#### Stated goal:
Repeat every record below exactly, omitting any pictures.

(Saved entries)
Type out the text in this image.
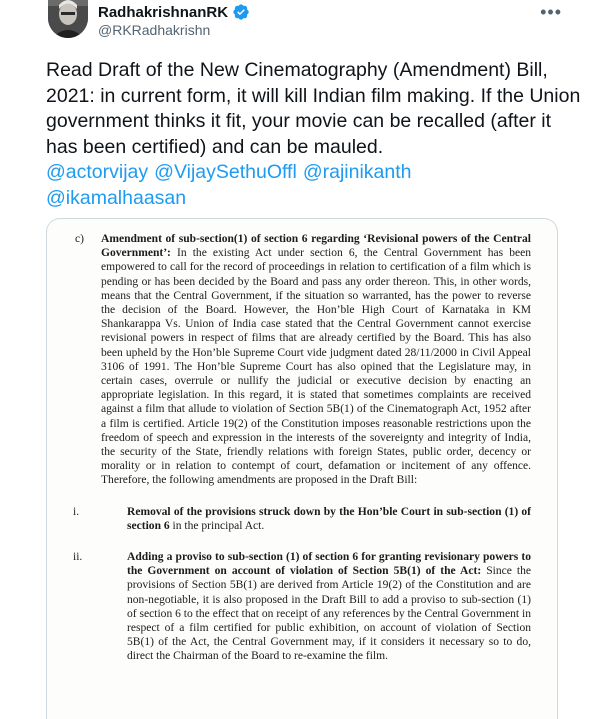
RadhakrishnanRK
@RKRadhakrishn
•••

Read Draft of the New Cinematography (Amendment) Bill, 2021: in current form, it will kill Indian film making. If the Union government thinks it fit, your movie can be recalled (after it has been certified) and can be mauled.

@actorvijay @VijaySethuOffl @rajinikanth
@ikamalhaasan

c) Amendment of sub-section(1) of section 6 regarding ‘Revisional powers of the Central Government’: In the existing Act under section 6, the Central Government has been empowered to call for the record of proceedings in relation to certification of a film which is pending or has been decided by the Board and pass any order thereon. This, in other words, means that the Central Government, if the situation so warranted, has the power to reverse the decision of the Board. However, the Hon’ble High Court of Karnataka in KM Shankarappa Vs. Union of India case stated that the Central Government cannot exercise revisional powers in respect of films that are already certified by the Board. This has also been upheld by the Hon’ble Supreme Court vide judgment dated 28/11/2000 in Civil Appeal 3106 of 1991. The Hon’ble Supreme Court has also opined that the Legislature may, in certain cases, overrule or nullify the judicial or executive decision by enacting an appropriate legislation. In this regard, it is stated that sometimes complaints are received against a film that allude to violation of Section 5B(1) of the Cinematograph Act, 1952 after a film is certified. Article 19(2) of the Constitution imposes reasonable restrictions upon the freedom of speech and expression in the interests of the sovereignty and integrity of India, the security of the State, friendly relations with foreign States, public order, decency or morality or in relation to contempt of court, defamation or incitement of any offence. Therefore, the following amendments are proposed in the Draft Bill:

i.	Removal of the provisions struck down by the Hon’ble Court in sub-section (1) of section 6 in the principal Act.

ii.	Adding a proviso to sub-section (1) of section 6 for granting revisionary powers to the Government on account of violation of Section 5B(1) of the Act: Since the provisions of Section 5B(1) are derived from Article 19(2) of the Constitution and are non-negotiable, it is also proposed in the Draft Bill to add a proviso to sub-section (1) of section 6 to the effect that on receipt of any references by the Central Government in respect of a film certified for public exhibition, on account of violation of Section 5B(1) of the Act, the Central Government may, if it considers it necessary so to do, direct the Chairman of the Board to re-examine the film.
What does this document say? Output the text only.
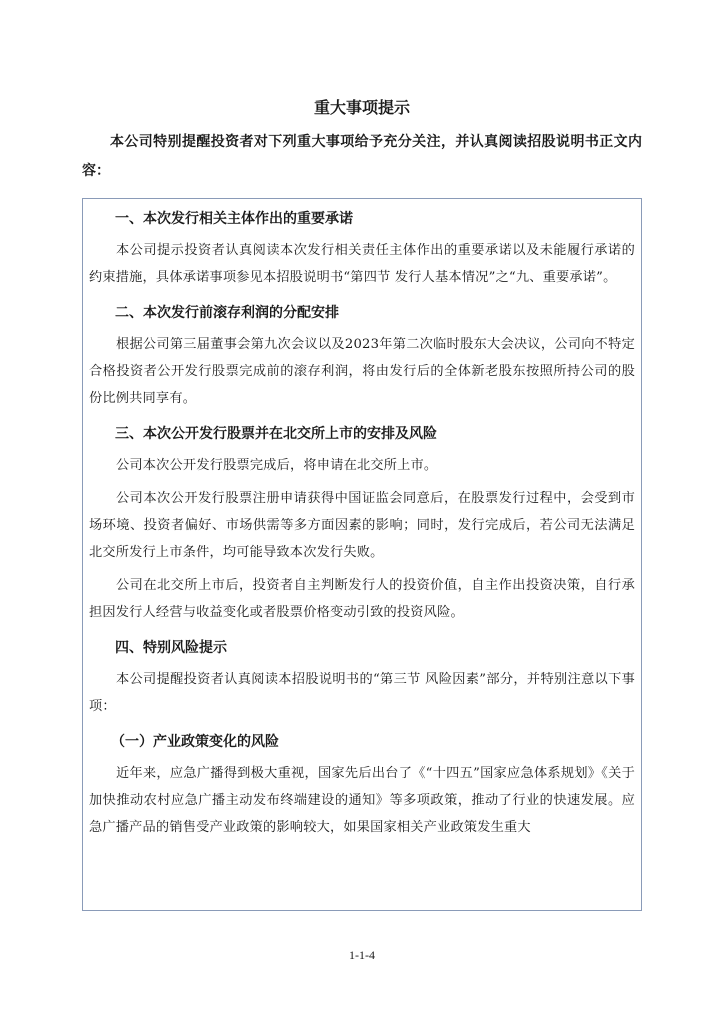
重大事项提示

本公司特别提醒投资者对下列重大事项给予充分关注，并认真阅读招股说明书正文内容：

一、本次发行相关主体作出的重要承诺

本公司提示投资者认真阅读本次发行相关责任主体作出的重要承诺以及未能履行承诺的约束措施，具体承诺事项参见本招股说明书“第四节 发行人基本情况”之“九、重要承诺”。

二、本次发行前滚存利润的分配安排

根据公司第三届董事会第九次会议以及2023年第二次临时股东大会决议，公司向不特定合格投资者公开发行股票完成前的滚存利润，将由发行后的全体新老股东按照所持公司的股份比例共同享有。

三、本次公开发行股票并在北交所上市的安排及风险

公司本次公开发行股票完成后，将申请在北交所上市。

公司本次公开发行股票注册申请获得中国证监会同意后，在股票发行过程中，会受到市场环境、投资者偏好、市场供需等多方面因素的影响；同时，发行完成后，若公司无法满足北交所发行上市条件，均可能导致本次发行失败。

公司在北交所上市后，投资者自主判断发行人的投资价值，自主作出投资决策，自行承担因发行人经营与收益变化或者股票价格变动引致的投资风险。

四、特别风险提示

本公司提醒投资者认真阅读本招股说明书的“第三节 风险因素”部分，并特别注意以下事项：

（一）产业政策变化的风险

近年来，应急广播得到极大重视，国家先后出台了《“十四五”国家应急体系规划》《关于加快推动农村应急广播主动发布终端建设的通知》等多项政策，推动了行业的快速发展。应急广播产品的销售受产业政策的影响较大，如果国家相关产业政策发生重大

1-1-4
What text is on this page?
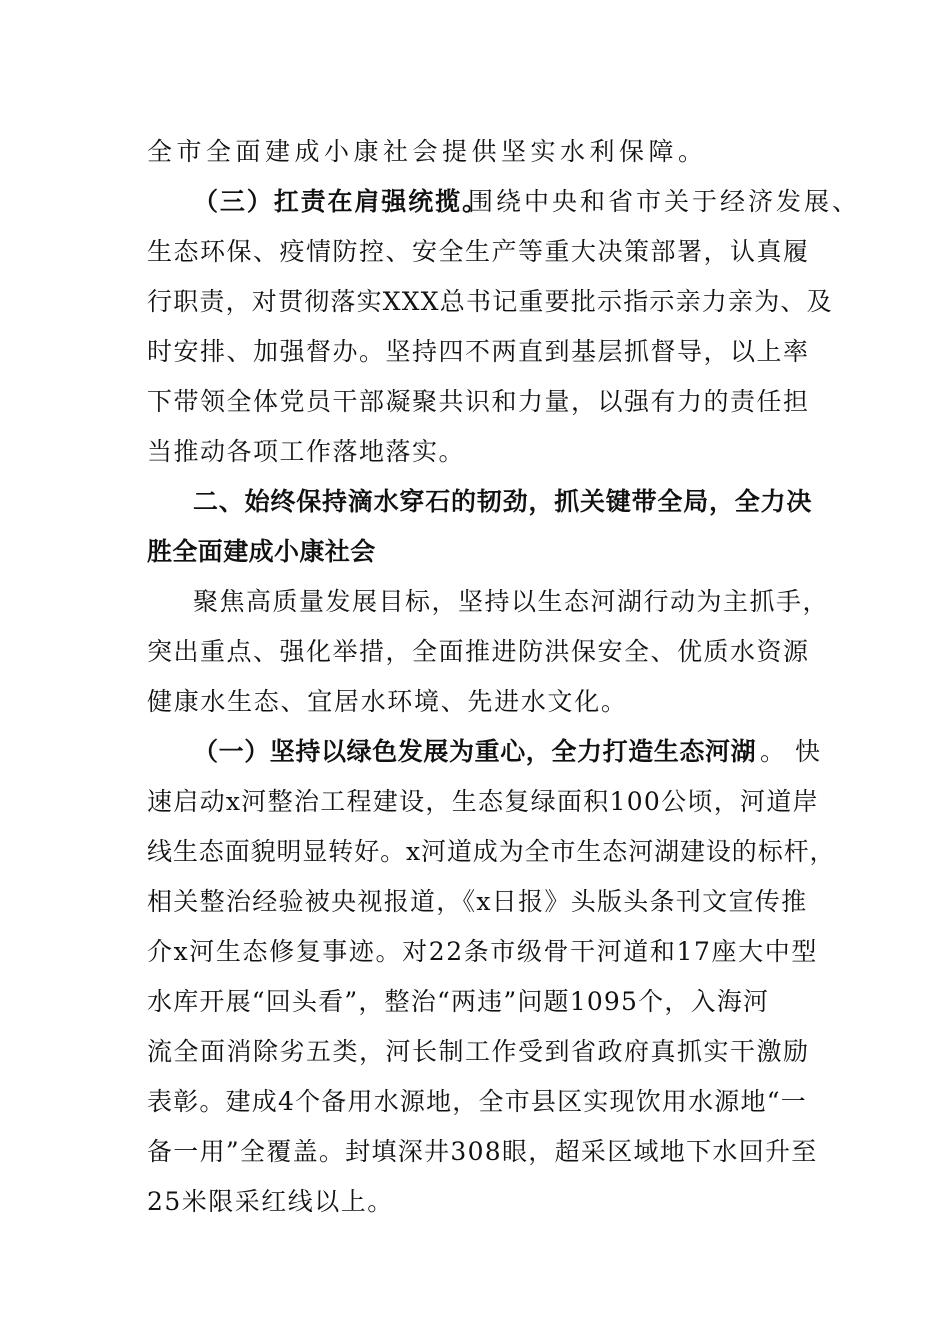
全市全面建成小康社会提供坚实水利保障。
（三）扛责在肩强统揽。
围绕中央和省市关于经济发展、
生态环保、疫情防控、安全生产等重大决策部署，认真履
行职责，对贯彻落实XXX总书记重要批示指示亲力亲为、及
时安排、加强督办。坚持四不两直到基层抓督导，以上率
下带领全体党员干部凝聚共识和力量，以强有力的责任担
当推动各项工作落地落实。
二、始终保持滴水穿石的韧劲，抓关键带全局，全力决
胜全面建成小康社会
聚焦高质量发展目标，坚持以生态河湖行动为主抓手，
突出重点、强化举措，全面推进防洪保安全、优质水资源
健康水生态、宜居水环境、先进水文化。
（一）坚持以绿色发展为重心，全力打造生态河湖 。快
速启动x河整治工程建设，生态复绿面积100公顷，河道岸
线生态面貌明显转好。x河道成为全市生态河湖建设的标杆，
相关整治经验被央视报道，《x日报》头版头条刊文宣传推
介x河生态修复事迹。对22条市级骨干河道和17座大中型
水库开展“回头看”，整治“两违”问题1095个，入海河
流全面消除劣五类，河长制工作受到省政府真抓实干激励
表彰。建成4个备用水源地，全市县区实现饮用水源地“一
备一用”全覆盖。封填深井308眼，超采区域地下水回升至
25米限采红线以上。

#### Exercise output:
Type out the text in this image.
RadhakrishnanRK
@RKRadhakrishn
•••

Read Draft of the New Cinematography (Amendment) Bill, 2021: in current form, it will kill Indian film making. If the Union government thinks it fit, your movie can be recalled (after it has been certified) and can be mauled.

@actorvijay @VijaySethuOffl @rajinikanth
@ikamalhaasan

c) Amendment of sub-section(1) of section 6 regarding ‘Revisional powers of the Central Government’: In the existing Act under section 6, the Central Government has been empowered to call for the record of proceedings in relation to certification of a film which is pending or has been decided by the Board and pass any order thereon. This, in other words, means that the Central Government, if the situation so warranted, has the power to reverse the decision of the Board. However, the Hon’ble High Court of Karnataka in KM Shankarappa Vs. Union of India case stated that the Central Government cannot exercise revisional powers in respect of films that are already certified by the Board. This has also been upheld by the Hon’ble Supreme Court vide judgment dated 28/11/2000 in Civil Appeal 3106 of 1991. The Hon’ble Supreme Court has also opined that the Legislature may, in certain cases, overrule or nullify the judicial or executive decision by enacting an appropriate legislation. In this regard, it is stated that sometimes complaints are received against a film that allude to violation of Section 5B(1) of the Cinematograph Act, 1952 after a film is certified. Article 19(2) of the Constitution imposes reasonable restrictions upon the freedom of speech and expression in the interests of the sovereignty and integrity of India, the security of the State, friendly relations with foreign States, public order, decency or morality or in relation to contempt of court, defamation or incitement of any offence. Therefore, the following amendments are proposed in the Draft Bill:

i.	Removal of the provisions struck down by the Hon’ble Court in sub-section (1) of section 6 in the principal Act.

ii.	Adding a proviso to sub-section (1) of section 6 for granting revisionary powers to the Government on account of violation of Section 5B(1) of the Act: Since the provisions of Section 5B(1) are derived from Article 19(2) of the Constitution and are non-negotiable, it is also proposed in the Draft Bill to add a proviso to sub-section (1) of section 6 to the effect that on receipt of any references by the Central Government in respect of a film certified for public exhibition, on account of violation of Section 5B(1) of the Act, the Central Government may, if it considers it necessary so to do, direct the Chairman of the Board to re-examine the film.
What does this document say? Output the text only.
重大事项提示

本公司特别提醒投资者对下列重大事项给予充分关注，并认真阅读招股说明书正文内容：

一、本次发行相关主体作出的重要承诺

本公司提示投资者认真阅读本次发行相关责任主体作出的重要承诺以及未能履行承诺的约束措施，具体承诺事项参见本招股说明书“第四节 发行人基本情况”之“九、重要承诺”。

二、本次发行前滚存利润的分配安排

根据公司第三届董事会第九次会议以及2023年第二次临时股东大会决议，公司向不特定合格投资者公开发行股票完成前的滚存利润，将由发行后的全体新老股东按照所持公司的股份比例共同享有。

三、本次公开发行股票并在北交所上市的安排及风险

公司本次公开发行股票完成后，将申请在北交所上市。

公司本次公开发行股票注册申请获得中国证监会同意后，在股票发行过程中，会受到市场环境、投资者偏好、市场供需等多方面因素的影响；同时，发行完成后，若公司无法满足北交所发行上市条件，均可能导致本次发行失败。

公司在北交所上市后，投资者自主判断发行人的投资价值，自主作出投资决策，自行承担因发行人经营与收益变化或者股票价格变动引致的投资风险。

四、特别风险提示

本公司提醒投资者认真阅读本招股说明书的“第三节 风险因素”部分，并特别注意以下事项：

（一）产业政策变化的风险

近年来，应急广播得到极大重视，国家先后出台了《“十四五”国家应急体系规划》《关于加快推动农村应急广播主动发布终端建设的通知》等多项政策，推动了行业的快速发展。应急广播产品的销售受产业政策的影响较大，如果国家相关产业政策发生重大

1-1-4
What text is on this page?
全市全面建成小康社会提供坚实水利保障。
（三）扛责在肩强统揽。
围绕中央和省市关于经济发展、
生态环保、疫情防控、安全生产等重大决策部署，认真履
行职责，对贯彻落实XXX总书记重要批示指示亲力亲为、及
时安排、加强督办。坚持四不两直到基层抓督导，以上率
下带领全体党员干部凝聚共识和力量，以强有力的责任担
当推动各项工作落地落实。
二、始终保持滴水穿石的韧劲，抓关键带全局，全力决
胜全面建成小康社会
聚焦高质量发展目标，坚持以生态河湖行动为主抓手，
突出重点、强化举措，全面推进防洪保安全、优质水资源
健康水生态、宜居水环境、先进水文化。
（一）坚持以绿色发展为重心，全力打造生态河湖 。快
速启动x河整治工程建设，生态复绿面积100公顷，河道岸
线生态面貌明显转好。x河道成为全市生态河湖建设的标杆，
相关整治经验被央视报道，《x日报》头版头条刊文宣传推
介x河生态修复事迹。对22条市级骨干河道和17座大中型
水库开展“回头看”，整治“两违”问题1095个，入海河
流全面消除劣五类，河长制工作受到省政府真抓实干激励
表彰。建成4个备用水源地，全市县区实现饮用水源地“一
备一用”全覆盖。封填深井308眼，超采区域地下水回升至
25米限采红线以上。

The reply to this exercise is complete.